§ SET PROBLEM
Write out all of the entries exactly, please.

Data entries
┄┄┄┄┄┄

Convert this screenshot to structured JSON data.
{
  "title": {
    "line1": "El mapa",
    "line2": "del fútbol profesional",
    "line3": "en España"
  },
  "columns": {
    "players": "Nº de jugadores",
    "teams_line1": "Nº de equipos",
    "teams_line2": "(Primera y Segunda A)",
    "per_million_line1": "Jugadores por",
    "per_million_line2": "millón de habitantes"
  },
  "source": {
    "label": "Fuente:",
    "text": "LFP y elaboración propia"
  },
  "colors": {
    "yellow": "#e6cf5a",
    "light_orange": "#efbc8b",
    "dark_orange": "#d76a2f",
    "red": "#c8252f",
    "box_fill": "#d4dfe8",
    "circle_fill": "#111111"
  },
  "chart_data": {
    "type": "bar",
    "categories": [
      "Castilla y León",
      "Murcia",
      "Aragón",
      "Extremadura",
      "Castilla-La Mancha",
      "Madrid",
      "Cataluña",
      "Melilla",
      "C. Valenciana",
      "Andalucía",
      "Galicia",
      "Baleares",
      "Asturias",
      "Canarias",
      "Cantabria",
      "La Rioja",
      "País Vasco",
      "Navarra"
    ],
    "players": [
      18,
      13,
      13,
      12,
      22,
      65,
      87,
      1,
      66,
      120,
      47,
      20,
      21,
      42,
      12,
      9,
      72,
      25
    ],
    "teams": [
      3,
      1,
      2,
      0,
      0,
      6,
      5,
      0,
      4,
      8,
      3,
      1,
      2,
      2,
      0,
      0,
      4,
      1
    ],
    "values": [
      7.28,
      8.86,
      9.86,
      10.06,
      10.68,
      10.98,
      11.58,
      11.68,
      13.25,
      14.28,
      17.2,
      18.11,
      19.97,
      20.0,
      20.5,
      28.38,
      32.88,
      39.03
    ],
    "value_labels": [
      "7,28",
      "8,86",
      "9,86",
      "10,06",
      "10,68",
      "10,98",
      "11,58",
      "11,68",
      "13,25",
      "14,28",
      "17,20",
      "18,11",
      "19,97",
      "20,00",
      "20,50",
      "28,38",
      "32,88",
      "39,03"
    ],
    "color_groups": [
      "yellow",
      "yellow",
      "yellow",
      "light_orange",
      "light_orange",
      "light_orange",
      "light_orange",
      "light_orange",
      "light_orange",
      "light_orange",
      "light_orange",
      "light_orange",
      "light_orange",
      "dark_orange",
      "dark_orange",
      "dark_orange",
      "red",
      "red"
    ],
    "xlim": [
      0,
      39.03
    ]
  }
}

┄┄┄┄┄┄

§ SOLUTION FOR THIS EXERCISE
Convert this screenshot to structured JSON data.
{
  "title": {
    "line1": "El mapa",
    "line2": "del fútbol profesional",
    "line3": "en España"
  },
  "columns": {
    "players": "Nº de jugadores",
    "teams_line1": "Nº de equipos",
    "teams_line2": "(Primera y Segunda A)",
    "per_million_line1": "Jugadores por",
    "per_million_line2": "millón de habitantes"
  },
  "source": {
    "label": "Fuente:",
    "text": "LFP y elaboración propia"
  },
  "colors": {
    "yellow": "#e6cf5a",
    "light_orange": "#efbc8b",
    "dark_orange": "#d76a2f",
    "red": "#c8252f",
    "box_fill": "#d4dfe8",
    "circle_fill": "#111111"
  },
  "chart_data": {
    "type": "bar",
    "categories": [
      "Castilla y León",
      "Murcia",
      "Aragón",
      "Extremadura",
      "Castilla-La Mancha",
      "Madrid",
      "Cataluña",
      "Melilla",
      "C. Valenciana",
      "Andalucía",
      "Galicia",
      "Baleares",
      "Asturias",
      "Canarias",
      "Cantabria",
      "La Rioja",
      "País Vasco",
      "Navarra"
    ],
    "players": [
      18,
      13,
      13,
      12,
      22,
      65,
      87,
      1,
      66,
      120,
      47,
      20,
      21,
      42,
      12,
      9,
      72,
      25
    ],
    "teams": [
      3,
      1,
      2,
      0,
      0,
      6,
      5,
      0,
      4,
      8,
      3,
      1,
      2,
      2,
      0,
      0,
      4,
      1
    ],
    "values": [
      7.28,
      8.86,
      9.86,
      10.06,
      10.68,
      10.98,
      11.58,
      11.68,
      13.25,
      14.28,
      17.2,
      18.11,
      19.97,
      20.0,
      20.5,
      28.38,
      32.88,
      39.03
    ],
    "value_labels": [
      "7,28",
      "8,86",
      "9,86",
      "10,06",
      "10,68",
      "10,98",
      "11,58",
      "11,68",
      "13,25",
      "14,28",
      "17,20",
      "18,11",
      "19,97",
      "20,00",
      "20,50",
      "28,38",
      "32,88",
      "39,03"
    ],
    "color_groups": [
      "yellow",
      "yellow",
      "yellow",
      "light_orange",
      "light_orange",
      "light_orange",
      "light_orange",
      "light_orange",
      "light_orange",
      "light_orange",
      "light_orange",
      "light_orange",
      "light_orange",
      "dark_orange",
      "dark_orange",
      "dark_orange",
      "red",
      "red"
    ],
    "xlim": [
      0,
      39.03
    ]
  }
}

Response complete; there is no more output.